What the task asks:
Return each line of the records with nothing changed, pictures excepted.

Record set:
-=-=-

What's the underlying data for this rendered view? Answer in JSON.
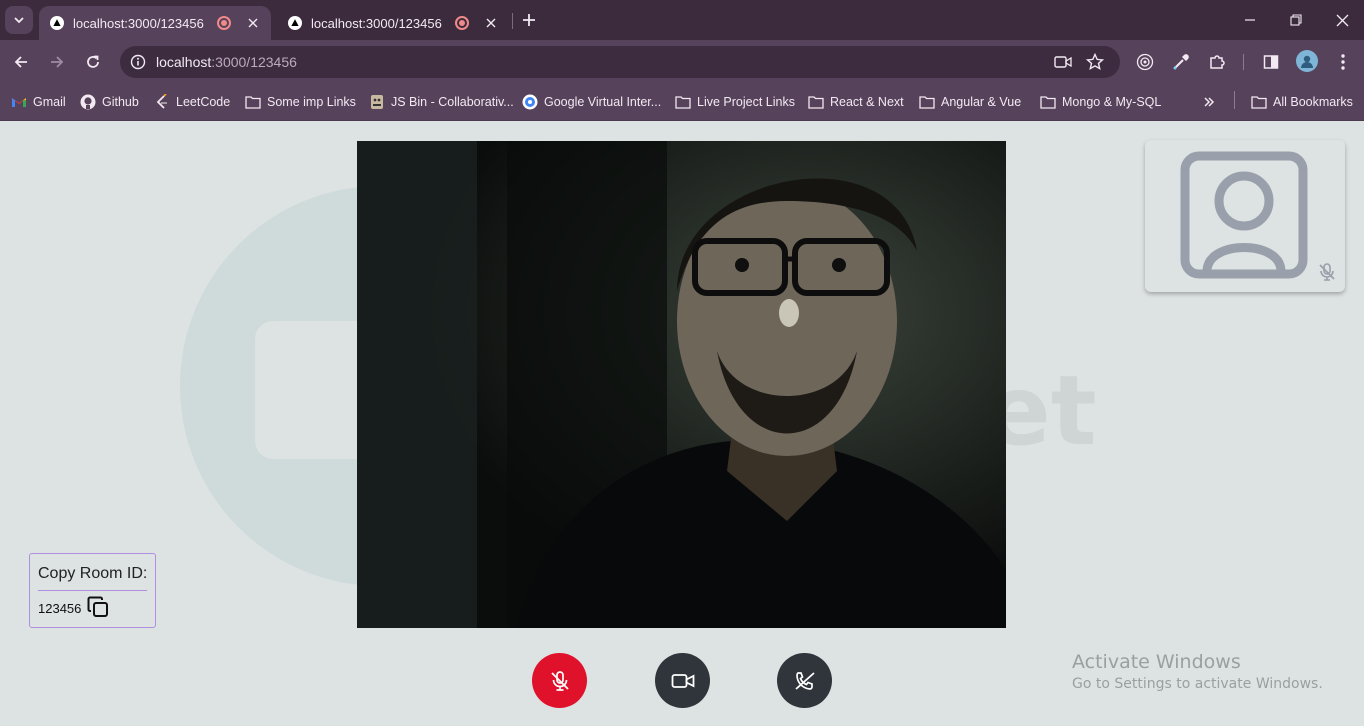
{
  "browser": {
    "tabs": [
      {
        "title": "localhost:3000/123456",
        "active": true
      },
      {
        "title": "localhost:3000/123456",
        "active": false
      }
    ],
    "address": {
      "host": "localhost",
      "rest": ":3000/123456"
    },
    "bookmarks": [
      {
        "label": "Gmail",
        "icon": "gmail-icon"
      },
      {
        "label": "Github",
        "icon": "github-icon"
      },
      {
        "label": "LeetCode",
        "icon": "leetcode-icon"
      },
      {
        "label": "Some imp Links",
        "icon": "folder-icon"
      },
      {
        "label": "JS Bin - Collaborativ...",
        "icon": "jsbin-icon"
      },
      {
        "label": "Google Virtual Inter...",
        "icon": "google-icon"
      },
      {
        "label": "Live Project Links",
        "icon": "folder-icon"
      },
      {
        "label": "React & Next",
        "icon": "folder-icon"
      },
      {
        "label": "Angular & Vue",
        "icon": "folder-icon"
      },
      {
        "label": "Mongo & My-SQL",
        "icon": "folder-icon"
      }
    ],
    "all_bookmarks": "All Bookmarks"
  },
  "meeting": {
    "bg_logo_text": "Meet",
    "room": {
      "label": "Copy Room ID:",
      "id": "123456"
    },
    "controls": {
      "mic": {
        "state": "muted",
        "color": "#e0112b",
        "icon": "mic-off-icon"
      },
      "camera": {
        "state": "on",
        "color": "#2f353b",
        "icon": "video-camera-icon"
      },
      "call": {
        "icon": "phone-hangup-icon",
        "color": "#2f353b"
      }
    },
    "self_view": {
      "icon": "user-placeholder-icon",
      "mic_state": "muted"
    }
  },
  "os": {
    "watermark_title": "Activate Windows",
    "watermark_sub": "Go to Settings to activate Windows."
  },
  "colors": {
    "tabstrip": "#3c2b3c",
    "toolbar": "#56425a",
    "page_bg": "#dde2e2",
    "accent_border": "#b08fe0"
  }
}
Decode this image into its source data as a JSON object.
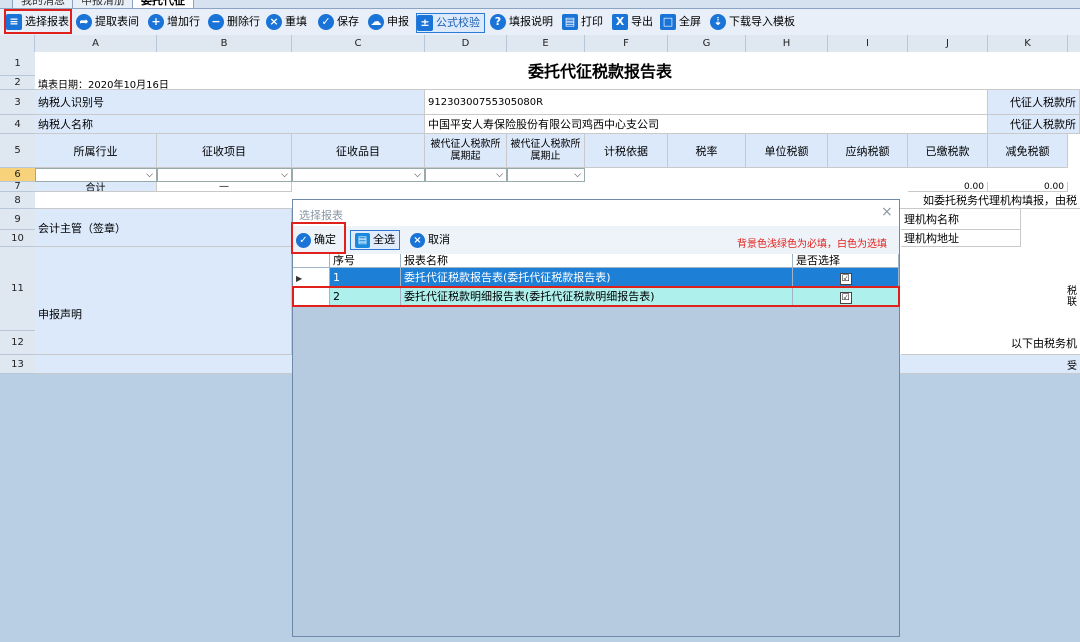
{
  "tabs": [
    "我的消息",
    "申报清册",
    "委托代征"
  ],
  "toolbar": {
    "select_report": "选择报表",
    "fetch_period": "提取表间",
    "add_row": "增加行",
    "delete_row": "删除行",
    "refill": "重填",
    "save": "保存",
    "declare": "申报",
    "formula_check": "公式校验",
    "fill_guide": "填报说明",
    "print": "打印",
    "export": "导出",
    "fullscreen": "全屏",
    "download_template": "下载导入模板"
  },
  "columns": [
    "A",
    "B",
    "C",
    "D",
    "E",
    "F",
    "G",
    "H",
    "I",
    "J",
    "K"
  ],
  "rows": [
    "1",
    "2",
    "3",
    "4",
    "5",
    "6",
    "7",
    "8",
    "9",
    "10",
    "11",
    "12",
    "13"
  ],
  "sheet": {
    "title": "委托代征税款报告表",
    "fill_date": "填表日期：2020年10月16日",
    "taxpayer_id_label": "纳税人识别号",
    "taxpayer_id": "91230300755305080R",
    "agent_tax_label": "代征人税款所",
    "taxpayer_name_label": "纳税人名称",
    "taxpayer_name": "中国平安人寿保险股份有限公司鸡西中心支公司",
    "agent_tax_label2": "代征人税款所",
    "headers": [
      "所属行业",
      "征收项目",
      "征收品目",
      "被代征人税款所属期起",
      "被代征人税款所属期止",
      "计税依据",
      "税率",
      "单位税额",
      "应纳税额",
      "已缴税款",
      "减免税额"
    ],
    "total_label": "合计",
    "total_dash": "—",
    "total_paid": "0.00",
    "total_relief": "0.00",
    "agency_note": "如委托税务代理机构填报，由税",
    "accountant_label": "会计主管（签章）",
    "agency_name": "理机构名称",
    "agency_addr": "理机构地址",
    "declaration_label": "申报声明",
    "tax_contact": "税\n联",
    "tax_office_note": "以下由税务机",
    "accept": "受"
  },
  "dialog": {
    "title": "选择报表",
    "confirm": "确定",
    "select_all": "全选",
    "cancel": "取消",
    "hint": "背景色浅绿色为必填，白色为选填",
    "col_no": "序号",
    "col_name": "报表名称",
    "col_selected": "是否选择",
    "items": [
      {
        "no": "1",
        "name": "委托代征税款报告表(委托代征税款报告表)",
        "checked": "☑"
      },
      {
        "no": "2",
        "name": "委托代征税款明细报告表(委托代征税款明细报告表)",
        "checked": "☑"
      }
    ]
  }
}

-=-=-

Solution below:
What's the underlying data for this rendered view? Answer in JSON.
{
  "browser": {
    "tabs": [
      {
        "title": "localhost:3000/123456",
        "active": true
      },
      {
        "title": "localhost:3000/123456",
        "active": false
      }
    ],
    "address": {
      "host": "localhost",
      "rest": ":3000/123456"
    },
    "bookmarks": [
      {
        "label": "Gmail",
        "icon": "gmail-icon"
      },
      {
        "label": "Github",
        "icon": "github-icon"
      },
      {
        "label": "LeetCode",
        "icon": "leetcode-icon"
      },
      {
        "label": "Some imp Links",
        "icon": "folder-icon"
      },
      {
        "label": "JS Bin - Collaborativ...",
        "icon": "jsbin-icon"
      },
      {
        "label": "Google Virtual Inter...",
        "icon": "google-icon"
      },
      {
        "label": "Live Project Links",
        "icon": "folder-icon"
      },
      {
        "label": "React & Next",
        "icon": "folder-icon"
      },
      {
        "label": "Angular & Vue",
        "icon": "folder-icon"
      },
      {
        "label": "Mongo & My-SQL",
        "icon": "folder-icon"
      }
    ],
    "all_bookmarks": "All Bookmarks"
  },
  "meeting": {
    "bg_logo_text": "Meet",
    "room": {
      "label": "Copy Room ID:",
      "id": "123456"
    },
    "controls": {
      "mic": {
        "state": "muted",
        "color": "#e0112b",
        "icon": "mic-off-icon"
      },
      "camera": {
        "state": "on",
        "color": "#2f353b",
        "icon": "video-camera-icon"
      },
      "call": {
        "icon": "phone-hangup-icon",
        "color": "#2f353b"
      }
    },
    "self_view": {
      "icon": "user-placeholder-icon",
      "mic_state": "muted"
    }
  },
  "os": {
    "watermark_title": "Activate Windows",
    "watermark_sub": "Go to Settings to activate Windows."
  },
  "colors": {
    "tabstrip": "#3c2b3c",
    "toolbar": "#56425a",
    "page_bg": "#dde2e2",
    "accent_border": "#b08fe0"
  }
}
Decode this image into its source data as a JSON object.
{
  "tabs": [
    "我的消息",
    "申报清册",
    "委托代征"
  ],
  "toolbar": {
    "select_report": "选择报表",
    "fetch_period": "提取表间",
    "add_row": "增加行",
    "delete_row": "删除行",
    "refill": "重填",
    "save": "保存",
    "declare": "申报",
    "formula_check": "公式校验",
    "fill_guide": "填报说明",
    "print": "打印",
    "export": "导出",
    "fullscreen": "全屏",
    "download_template": "下载导入模板"
  },
  "columns": [
    "A",
    "B",
    "C",
    "D",
    "E",
    "F",
    "G",
    "H",
    "I",
    "J",
    "K"
  ],
  "rows": [
    "1",
    "2",
    "3",
    "4",
    "5",
    "6",
    "7",
    "8",
    "9",
    "10",
    "11",
    "12",
    "13"
  ],
  "sheet": {
    "title": "委托代征税款报告表",
    "fill_date": "填表日期：2020年10月16日",
    "taxpayer_id_label": "纳税人识别号",
    "taxpayer_id": "91230300755305080R",
    "agent_tax_label": "代征人税款所",
    "taxpayer_name_label": "纳税人名称",
    "taxpayer_name": "中国平安人寿保险股份有限公司鸡西中心支公司",
    "agent_tax_label2": "代征人税款所",
    "headers": [
      "所属行业",
      "征收项目",
      "征收品目",
      "被代征人税款所属期起",
      "被代征人税款所属期止",
      "计税依据",
      "税率",
      "单位税额",
      "应纳税额",
      "已缴税款",
      "减免税额"
    ],
    "total_label": "合计",
    "total_dash": "—",
    "total_paid": "0.00",
    "total_relief": "0.00",
    "agency_note": "如委托税务代理机构填报，由税",
    "accountant_label": "会计主管（签章）",
    "agency_name": "理机构名称",
    "agency_addr": "理机构地址",
    "declaration_label": "申报声明",
    "tax_contact": "税\n联",
    "tax_office_note": "以下由税务机",
    "accept": "受"
  },
  "dialog": {
    "title": "选择报表",
    "confirm": "确定",
    "select_all": "全选",
    "cancel": "取消",
    "hint": "背景色浅绿色为必填，白色为选填",
    "col_no": "序号",
    "col_name": "报表名称",
    "col_selected": "是否选择",
    "items": [
      {
        "no": "1",
        "name": "委托代征税款报告表(委托代征税款报告表)",
        "checked": "☑"
      },
      {
        "no": "2",
        "name": "委托代征税款明细报告表(委托代征税款明细报告表)",
        "checked": "☑"
      }
    ]
  }
}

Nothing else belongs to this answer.